### Dataset entries

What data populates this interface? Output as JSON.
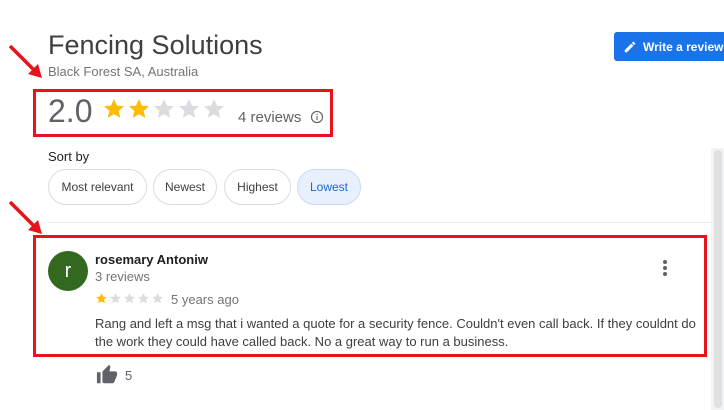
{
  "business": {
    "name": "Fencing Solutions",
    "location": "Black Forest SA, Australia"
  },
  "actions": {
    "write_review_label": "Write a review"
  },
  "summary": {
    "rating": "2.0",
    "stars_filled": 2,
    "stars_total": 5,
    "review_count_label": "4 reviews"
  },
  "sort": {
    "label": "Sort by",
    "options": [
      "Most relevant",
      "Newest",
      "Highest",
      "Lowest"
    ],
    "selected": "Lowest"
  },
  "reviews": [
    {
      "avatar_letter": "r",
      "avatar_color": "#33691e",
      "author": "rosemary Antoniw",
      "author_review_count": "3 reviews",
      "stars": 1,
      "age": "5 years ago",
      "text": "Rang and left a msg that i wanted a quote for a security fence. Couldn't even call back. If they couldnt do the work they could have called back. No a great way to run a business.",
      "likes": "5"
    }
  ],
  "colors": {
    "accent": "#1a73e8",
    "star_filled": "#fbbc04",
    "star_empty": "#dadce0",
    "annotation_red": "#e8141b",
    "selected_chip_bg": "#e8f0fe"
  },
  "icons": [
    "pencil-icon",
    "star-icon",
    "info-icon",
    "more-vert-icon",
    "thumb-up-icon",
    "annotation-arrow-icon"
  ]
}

######

> [Problem requirements] Make an exact copy of every entry above, minus the images.

> [Result]
What data populates this interface? Output as JSON.
{
  "business": {
    "name": "Fencing Solutions",
    "location": "Black Forest SA, Australia"
  },
  "actions": {
    "write_review_label": "Write a review"
  },
  "summary": {
    "rating": "2.0",
    "stars_filled": 2,
    "stars_total": 5,
    "review_count_label": "4 reviews"
  },
  "sort": {
    "label": "Sort by",
    "options": [
      "Most relevant",
      "Newest",
      "Highest",
      "Lowest"
    ],
    "selected": "Lowest"
  },
  "reviews": [
    {
      "avatar_letter": "r",
      "avatar_color": "#33691e",
      "author": "rosemary Antoniw",
      "author_review_count": "3 reviews",
      "stars": 1,
      "age": "5 years ago",
      "text": "Rang and left a msg that i wanted a quote for a security fence. Couldn't even call back. If they couldnt do the work they could have called back. No a great way to run a business.",
      "likes": "5"
    }
  ],
  "colors": {
    "accent": "#1a73e8",
    "star_filled": "#fbbc04",
    "star_empty": "#dadce0",
    "annotation_red": "#e8141b",
    "selected_chip_bg": "#e8f0fe"
  },
  "icons": [
    "pencil-icon",
    "star-icon",
    "info-icon",
    "more-vert-icon",
    "thumb-up-icon",
    "annotation-arrow-icon"
  ]
}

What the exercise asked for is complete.